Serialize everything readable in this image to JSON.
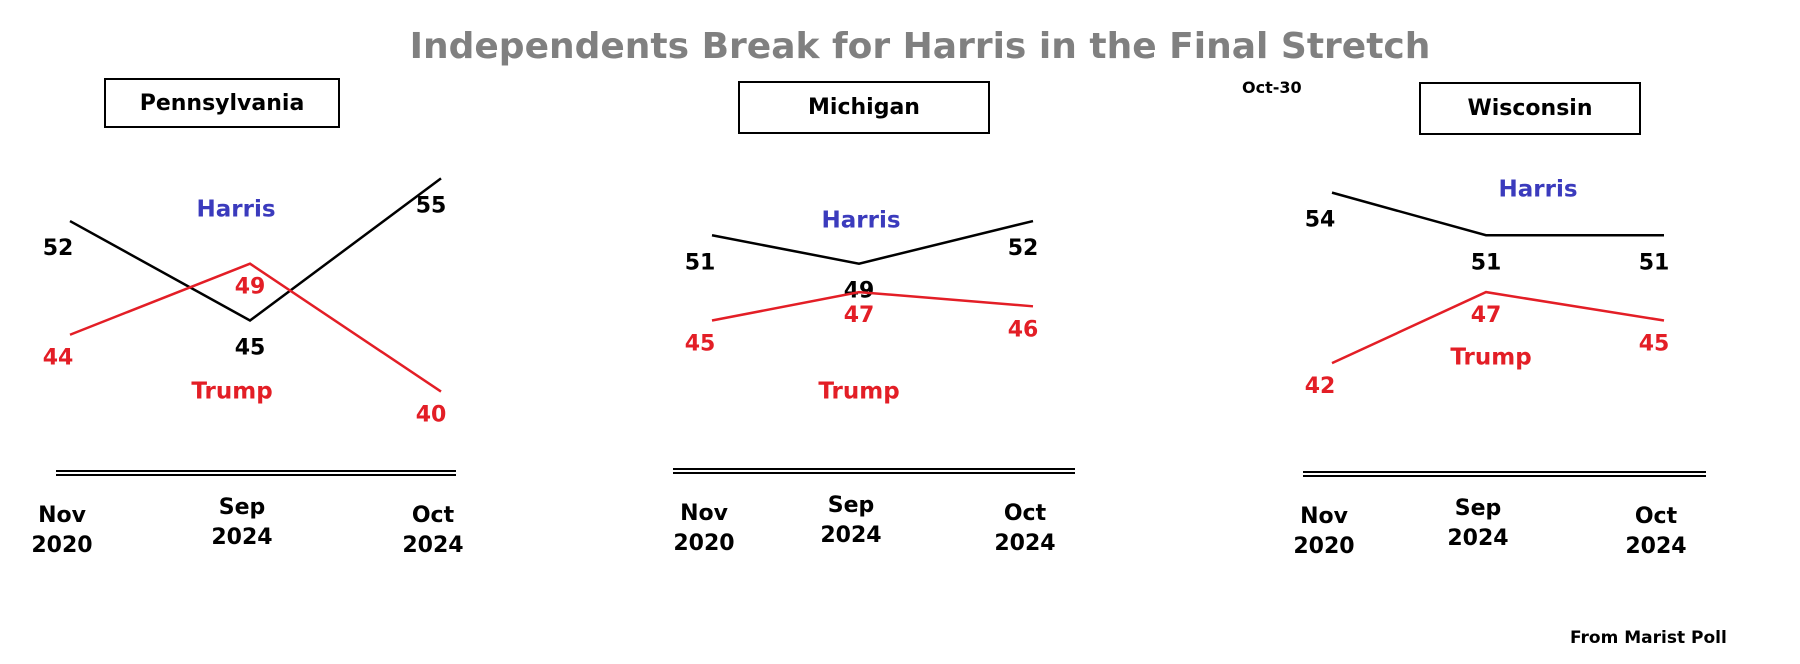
{
  "title": "Independents Break for Harris in the Final Stretch",
  "date_note": "Oct-30",
  "source": "From Marist Poll",
  "chart_data": [
    {
      "type": "line",
      "title": "Pennsylvania",
      "categories": [
        "Nov\n2020",
        "Sep\n2024",
        "Oct\n2024"
      ],
      "ylim": [
        38,
        57
      ],
      "series": [
        {
          "name": "Harris",
          "color": "#000000",
          "label_color": "#3b3bbd",
          "values": [
            52,
            45,
            55
          ]
        },
        {
          "name": "Trump",
          "color": "#e31e26",
          "label_color": "#e31e26",
          "values": [
            44,
            49,
            40
          ]
        }
      ]
    },
    {
      "type": "line",
      "title": "Michigan",
      "categories": [
        "Nov\n2020",
        "Sep\n2024",
        "Oct\n2024"
      ],
      "ylim": [
        38,
        57
      ],
      "series": [
        {
          "name": "Harris",
          "color": "#000000",
          "label_color": "#3b3bbd",
          "values": [
            51,
            49,
            52
          ]
        },
        {
          "name": "Trump",
          "color": "#e31e26",
          "label_color": "#e31e26",
          "values": [
            45,
            47,
            46
          ]
        }
      ]
    },
    {
      "type": "line",
      "title": "Wisconsin",
      "categories": [
        "Nov\n2020",
        "Sep\n2024",
        "Oct\n2024"
      ],
      "ylim": [
        38,
        57
      ],
      "series": [
        {
          "name": "Harris",
          "color": "#000000",
          "label_color": "#3b3bbd",
          "values": [
            54,
            51,
            51
          ]
        },
        {
          "name": "Trump",
          "color": "#e31e26",
          "label_color": "#e31e26",
          "values": [
            42,
            47,
            45
          ]
        }
      ]
    }
  ]
}
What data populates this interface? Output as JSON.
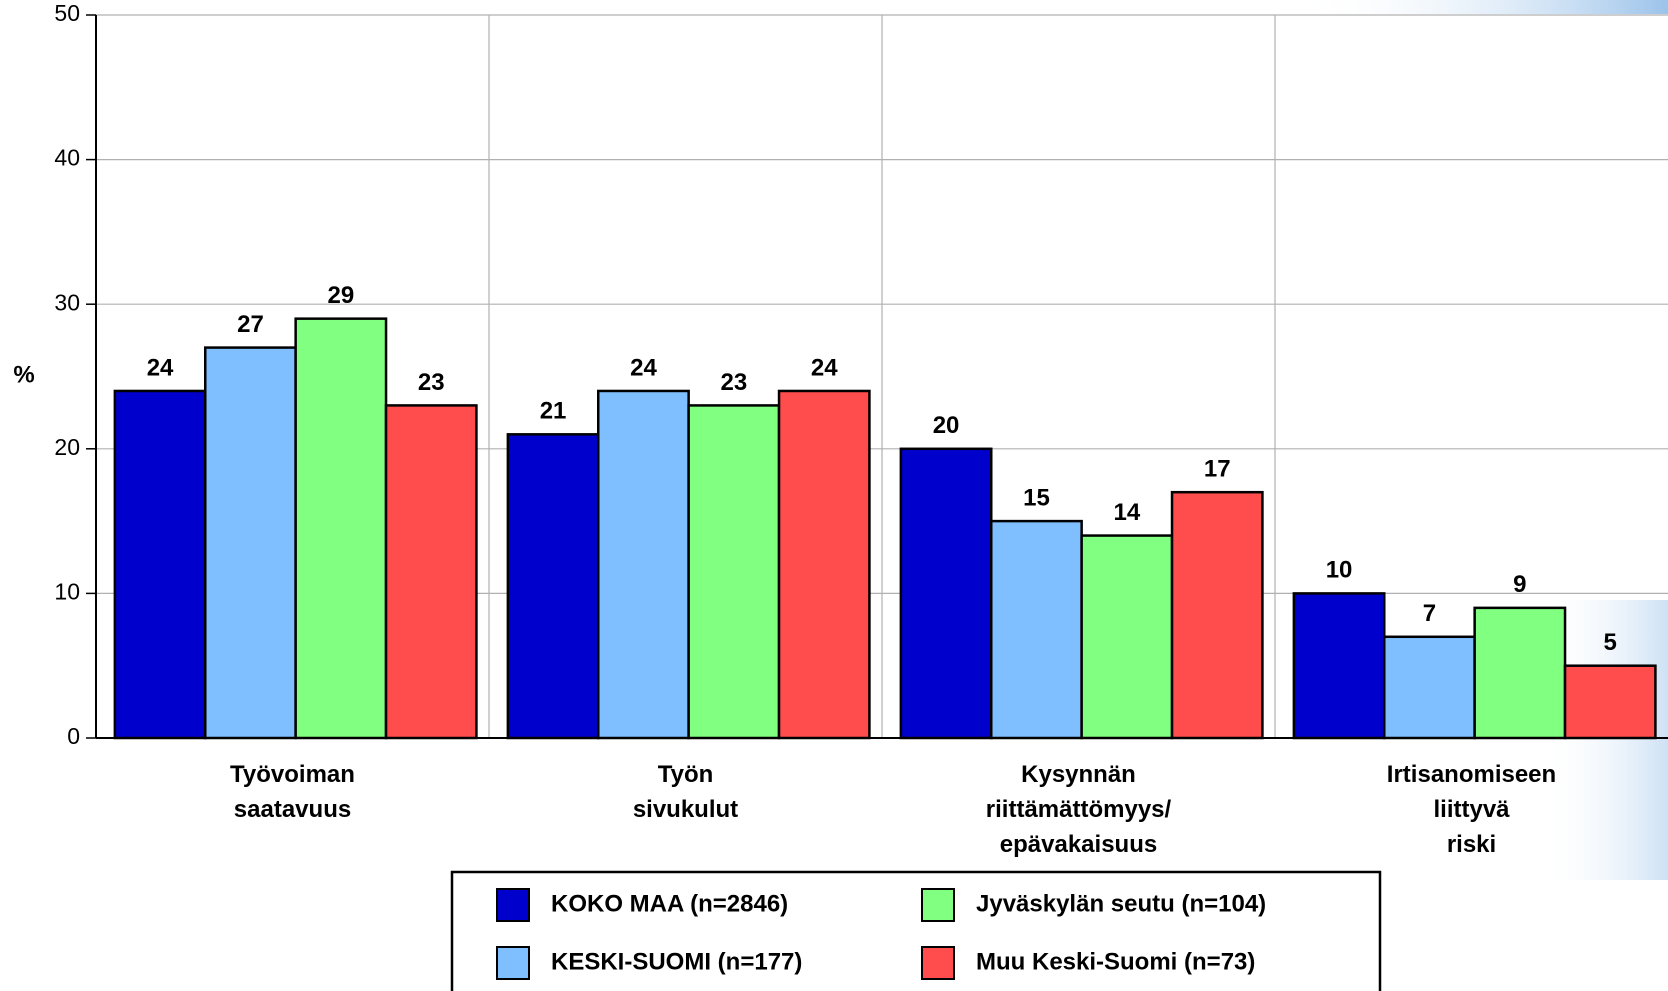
{
  "chart_data": {
    "type": "bar",
    "y_label": "%",
    "categories": [
      "Työvoiman saatavuus",
      "Työn sivukulut",
      "Kysynnän riittämättömyys/ epävakaisuus",
      "Irtisanomiseen liittyvä riski"
    ],
    "series": [
      {
        "name": "KOKO MAA (n=2846)",
        "color": "#0000cc",
        "values": [
          24,
          21,
          20,
          10
        ]
      },
      {
        "name": "KESKI-SUOMI (n=177)",
        "color": "#80bfff",
        "values": [
          27,
          24,
          15,
          7
        ]
      },
      {
        "name": "Jyväskylän seutu (n=104)",
        "color": "#80ff80",
        "values": [
          29,
          23,
          14,
          9
        ]
      },
      {
        "name": "Muu Keski-Suomi (n=73)",
        "color": "#ff4d4d",
        "values": [
          23,
          24,
          17,
          5
        ]
      }
    ],
    "ylim": [
      0,
      50
    ],
    "yticks": [
      0,
      10,
      20,
      30,
      40,
      50
    ],
    "grid": true
  }
}
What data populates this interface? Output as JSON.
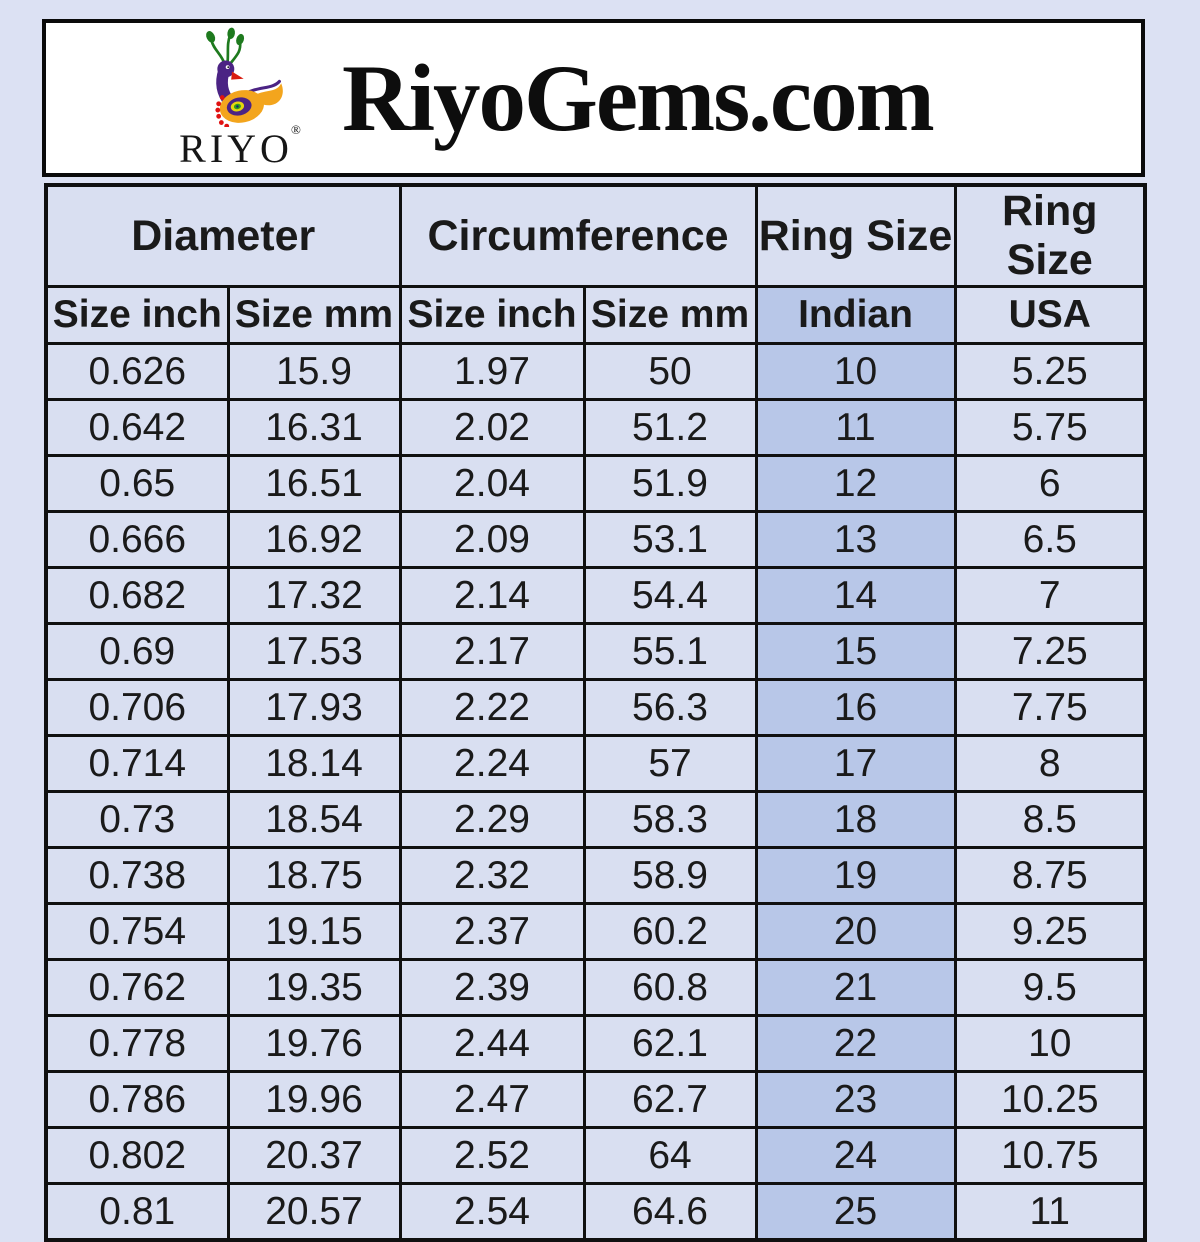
{
  "header": {
    "title": "RiyoGems.com",
    "logo": {
      "icon": "riyo-peacock-logo",
      "wordmark": "RIYO",
      "registered_mark": "®"
    }
  },
  "table": {
    "group_headers": [
      "Diameter",
      "Circumference",
      "Ring Size",
      "Ring Size"
    ],
    "sub_headers": [
      "Size inch",
      "Size mm",
      "Size inch",
      "Size mm",
      "Indian",
      "USA"
    ],
    "column_keys": [
      "diameter-size-inch",
      "diameter-size-mm",
      "circumference-size-inch",
      "circumference-size-mm",
      "ring-size-indian",
      "ring-size-usa"
    ],
    "highlight_column_index": 4,
    "rows": [
      [
        "0.626",
        "15.9",
        "1.97",
        "50",
        "10",
        "5.25"
      ],
      [
        "0.642",
        "16.31",
        "2.02",
        "51.2",
        "11",
        "5.75"
      ],
      [
        "0.65",
        "16.51",
        "2.04",
        "51.9",
        "12",
        "6"
      ],
      [
        "0.666",
        "16.92",
        "2.09",
        "53.1",
        "13",
        "6.5"
      ],
      [
        "0.682",
        "17.32",
        "2.14",
        "54.4",
        "14",
        "7"
      ],
      [
        "0.69",
        "17.53",
        "2.17",
        "55.1",
        "15",
        "7.25"
      ],
      [
        "0.706",
        "17.93",
        "2.22",
        "56.3",
        "16",
        "7.75"
      ],
      [
        "0.714",
        "18.14",
        "2.24",
        "57",
        "17",
        "8"
      ],
      [
        "0.73",
        "18.54",
        "2.29",
        "58.3",
        "18",
        "8.5"
      ],
      [
        "0.738",
        "18.75",
        "2.32",
        "58.9",
        "19",
        "8.75"
      ],
      [
        "0.754",
        "19.15",
        "2.37",
        "60.2",
        "20",
        "9.25"
      ],
      [
        "0.762",
        "19.35",
        "2.39",
        "60.8",
        "21",
        "9.5"
      ],
      [
        "0.778",
        "19.76",
        "2.44",
        "62.1",
        "22",
        "10"
      ],
      [
        "0.786",
        "19.96",
        "2.47",
        "62.7",
        "23",
        "10.25"
      ],
      [
        "0.802",
        "20.37",
        "2.52",
        "64",
        "24",
        "10.75"
      ],
      [
        "0.81",
        "20.57",
        "2.54",
        "64.6",
        "25",
        "11"
      ]
    ]
  },
  "colors": {
    "page_bg": "#dce1f3",
    "cell_bg": "#d9dff1",
    "highlight_bg": "#b8c7e8",
    "border": "#101010",
    "title_color": "#0d0d0d",
    "logo_purple": "#4b2384",
    "logo_orange": "#f3a51d",
    "logo_green": "#1e7a1e",
    "logo_red": "#e01111"
  },
  "chart_data": {
    "type": "table",
    "title": "RiyoGems.com",
    "columns": [
      "Diameter Size inch",
      "Diameter Size mm",
      "Circumference Size inch",
      "Circumference Size mm",
      "Ring Size Indian",
      "Ring Size USA"
    ],
    "rows": [
      [
        0.626,
        15.9,
        1.97,
        50,
        10,
        5.25
      ],
      [
        0.642,
        16.31,
        2.02,
        51.2,
        11,
        5.75
      ],
      [
        0.65,
        16.51,
        2.04,
        51.9,
        12,
        6
      ],
      [
        0.666,
        16.92,
        2.09,
        53.1,
        13,
        6.5
      ],
      [
        0.682,
        17.32,
        2.14,
        54.4,
        14,
        7
      ],
      [
        0.69,
        17.53,
        2.17,
        55.1,
        15,
        7.25
      ],
      [
        0.706,
        17.93,
        2.22,
        56.3,
        16,
        7.75
      ],
      [
        0.714,
        18.14,
        2.24,
        57,
        17,
        8
      ],
      [
        0.73,
        18.54,
        2.29,
        58.3,
        18,
        8.5
      ],
      [
        0.738,
        18.75,
        2.32,
        58.9,
        19,
        8.75
      ],
      [
        0.754,
        19.15,
        2.37,
        60.2,
        20,
        9.25
      ],
      [
        0.762,
        19.35,
        2.39,
        60.8,
        21,
        9.5
      ],
      [
        0.778,
        19.76,
        2.44,
        62.1,
        22,
        10
      ],
      [
        0.786,
        19.96,
        2.47,
        62.7,
        23,
        10.25
      ],
      [
        0.802,
        20.37,
        2.52,
        64,
        24,
        10.75
      ],
      [
        0.81,
        20.57,
        2.54,
        64.6,
        25,
        11
      ]
    ]
  }
}
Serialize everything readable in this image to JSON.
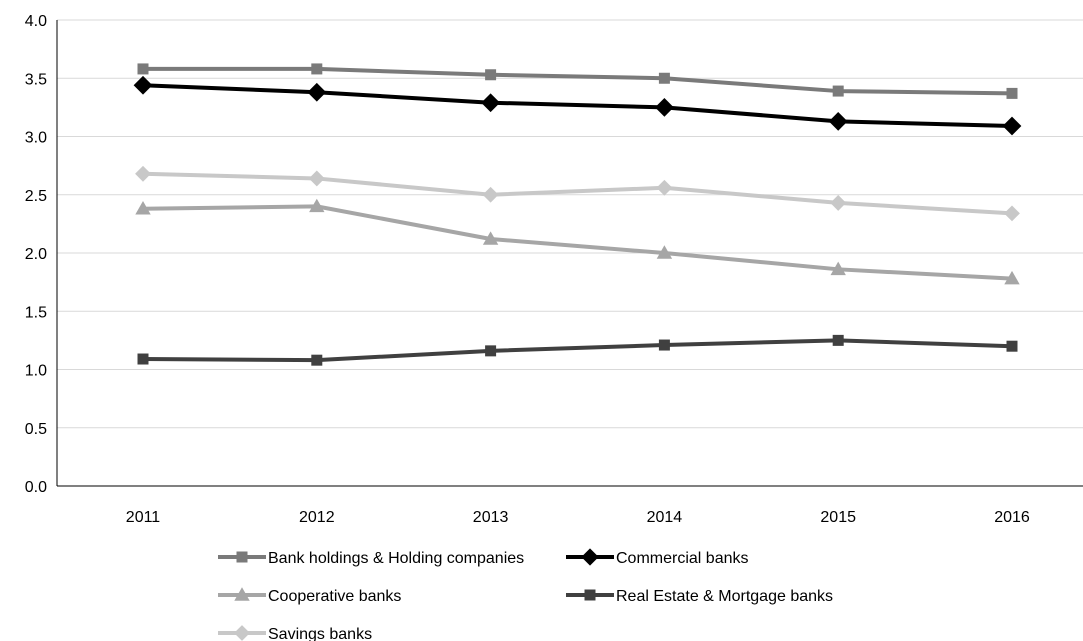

Work to complete:
Make an exact copy of the whole listing, but don't bring over any pictures.

Result:
Serialize everything readable in this image to JSON.
{
  "title": "Independents Break for Harris in the Final Stretch",
  "date_note": "Oct-30",
  "source": "From Marist Poll",
  "chart_data": [
    {
      "type": "line",
      "title": "Pennsylvania",
      "categories": [
        "Nov\n2020",
        "Sep\n2024",
        "Oct\n2024"
      ],
      "ylim": [
        38,
        57
      ],
      "series": [
        {
          "name": "Harris",
          "color": "#000000",
          "label_color": "#3b3bbd",
          "values": [
            52,
            45,
            55
          ]
        },
        {
          "name": "Trump",
          "color": "#e31e26",
          "label_color": "#e31e26",
          "values": [
            44,
            49,
            40
          ]
        }
      ]
    },
    {
      "type": "line",
      "title": "Michigan",
      "categories": [
        "Nov\n2020",
        "Sep\n2024",
        "Oct\n2024"
      ],
      "ylim": [
        38,
        57
      ],
      "series": [
        {
          "name": "Harris",
          "color": "#000000",
          "label_color": "#3b3bbd",
          "values": [
            51,
            49,
            52
          ]
        },
        {
          "name": "Trump",
          "color": "#e31e26",
          "label_color": "#e31e26",
          "values": [
            45,
            47,
            46
          ]
        }
      ]
    },
    {
      "type": "line",
      "title": "Wisconsin",
      "categories": [
        "Nov\n2020",
        "Sep\n2024",
        "Oct\n2024"
      ],
      "ylim": [
        38,
        57
      ],
      "series": [
        {
          "name": "Harris",
          "color": "#000000",
          "label_color": "#3b3bbd",
          "values": [
            54,
            51,
            51
          ]
        },
        {
          "name": "Trump",
          "color": "#e31e26",
          "label_color": "#e31e26",
          "values": [
            42,
            47,
            45
          ]
        }
      ]
    }
  ]
}
What data populates this interface? Output as JSON.
{
  "chart_data": {
    "type": "bar",
    "y_label": "%",
    "categories": [
      "Työvoiman saatavuus",
      "Työn sivukulut",
      "Kysynnän riittämättömyys/ epävakaisuus",
      "Irtisanomiseen liittyvä riski"
    ],
    "series": [
      {
        "name": "KOKO MAA (n=2846)",
        "color": "#0000cc",
        "values": [
          24,
          21,
          20,
          10
        ]
      },
      {
        "name": "KESKI-SUOMI (n=177)",
        "color": "#80bfff",
        "values": [
          27,
          24,
          15,
          7
        ]
      },
      {
        "name": "Jyväskylän seutu (n=104)",
        "color": "#80ff80",
        "values": [
          29,
          23,
          14,
          9
        ]
      },
      {
        "name": "Muu Keski-Suomi (n=73)",
        "color": "#ff4d4d",
        "values": [
          23,
          24,
          17,
          5
        ]
      }
    ],
    "ylim": [
      0,
      50
    ],
    "yticks": [
      0,
      10,
      20,
      30,
      40,
      50
    ],
    "grid": true
  }
}
What data populates this interface? Output as JSON.
{
  "header": {
    "title": "RiyoGems.com",
    "logo": {
      "icon": "riyo-peacock-logo",
      "wordmark": "RIYO",
      "registered_mark": "®"
    }
  },
  "table": {
    "group_headers": [
      "Diameter",
      "Circumference",
      "Ring Size",
      "Ring Size"
    ],
    "sub_headers": [
      "Size inch",
      "Size mm",
      "Size inch",
      "Size mm",
      "Indian",
      "USA"
    ],
    "column_keys": [
      "diameter-size-inch",
      "diameter-size-mm",
      "circumference-size-inch",
      "circumference-size-mm",
      "ring-size-indian",
      "ring-size-usa"
    ],
    "highlight_column_index": 4,
    "rows": [
      [
        "0.626",
        "15.9",
        "1.97",
        "50",
        "10",
        "5.25"
      ],
      [
        "0.642",
        "16.31",
        "2.02",
        "51.2",
        "11",
        "5.75"
      ],
      [
        "0.65",
        "16.51",
        "2.04",
        "51.9",
        "12",
        "6"
      ],
      [
        "0.666",
        "16.92",
        "2.09",
        "53.1",
        "13",
        "6.5"
      ],
      [
        "0.682",
        "17.32",
        "2.14",
        "54.4",
        "14",
        "7"
      ],
      [
        "0.69",
        "17.53",
        "2.17",
        "55.1",
        "15",
        "7.25"
      ],
      [
        "0.706",
        "17.93",
        "2.22",
        "56.3",
        "16",
        "7.75"
      ],
      [
        "0.714",
        "18.14",
        "2.24",
        "57",
        "17",
        "8"
      ],
      [
        "0.73",
        "18.54",
        "2.29",
        "58.3",
        "18",
        "8.5"
      ],
      [
        "0.738",
        "18.75",
        "2.32",
        "58.9",
        "19",
        "8.75"
      ],
      [
        "0.754",
        "19.15",
        "2.37",
        "60.2",
        "20",
        "9.25"
      ],
      [
        "0.762",
        "19.35",
        "2.39",
        "60.8",
        "21",
        "9.5"
      ],
      [
        "0.778",
        "19.76",
        "2.44",
        "62.1",
        "22",
        "10"
      ],
      [
        "0.786",
        "19.96",
        "2.47",
        "62.7",
        "23",
        "10.25"
      ],
      [
        "0.802",
        "20.37",
        "2.52",
        "64",
        "24",
        "10.75"
      ],
      [
        "0.81",
        "20.57",
        "2.54",
        "64.6",
        "25",
        "11"
      ]
    ]
  },
  "colors": {
    "page_bg": "#dce1f3",
    "cell_bg": "#d9dff1",
    "highlight_bg": "#b8c7e8",
    "border": "#101010",
    "title_color": "#0d0d0d",
    "logo_purple": "#4b2384",
    "logo_orange": "#f3a51d",
    "logo_green": "#1e7a1e",
    "logo_red": "#e01111"
  },
  "chart_data": {
    "type": "table",
    "title": "RiyoGems.com",
    "columns": [
      "Diameter Size inch",
      "Diameter Size mm",
      "Circumference Size inch",
      "Circumference Size mm",
      "Ring Size Indian",
      "Ring Size USA"
    ],
    "rows": [
      [
        0.626,
        15.9,
        1.97,
        50,
        10,
        5.25
      ],
      [
        0.642,
        16.31,
        2.02,
        51.2,
        11,
        5.75
      ],
      [
        0.65,
        16.51,
        2.04,
        51.9,
        12,
        6
      ],
      [
        0.666,
        16.92,
        2.09,
        53.1,
        13,
        6.5
      ],
      [
        0.682,
        17.32,
        2.14,
        54.4,
        14,
        7
      ],
      [
        0.69,
        17.53,
        2.17,
        55.1,
        15,
        7.25
      ],
      [
        0.706,
        17.93,
        2.22,
        56.3,
        16,
        7.75
      ],
      [
        0.714,
        18.14,
        2.24,
        57,
        17,
        8
      ],
      [
        0.73,
        18.54,
        2.29,
        58.3,
        18,
        8.5
      ],
      [
        0.738,
        18.75,
        2.32,
        58.9,
        19,
        8.75
      ],
      [
        0.754,
        19.15,
        2.37,
        60.2,
        20,
        9.25
      ],
      [
        0.762,
        19.35,
        2.39,
        60.8,
        21,
        9.5
      ],
      [
        0.778,
        19.76,
        2.44,
        62.1,
        22,
        10
      ],
      [
        0.786,
        19.96,
        2.47,
        62.7,
        23,
        10.25
      ],
      [
        0.802,
        20.37,
        2.52,
        64,
        24,
        10.75
      ],
      [
        0.81,
        20.57,
        2.54,
        64.6,
        25,
        11
      ]
    ]
  }
}
Serialize everything readable in this image to JSON.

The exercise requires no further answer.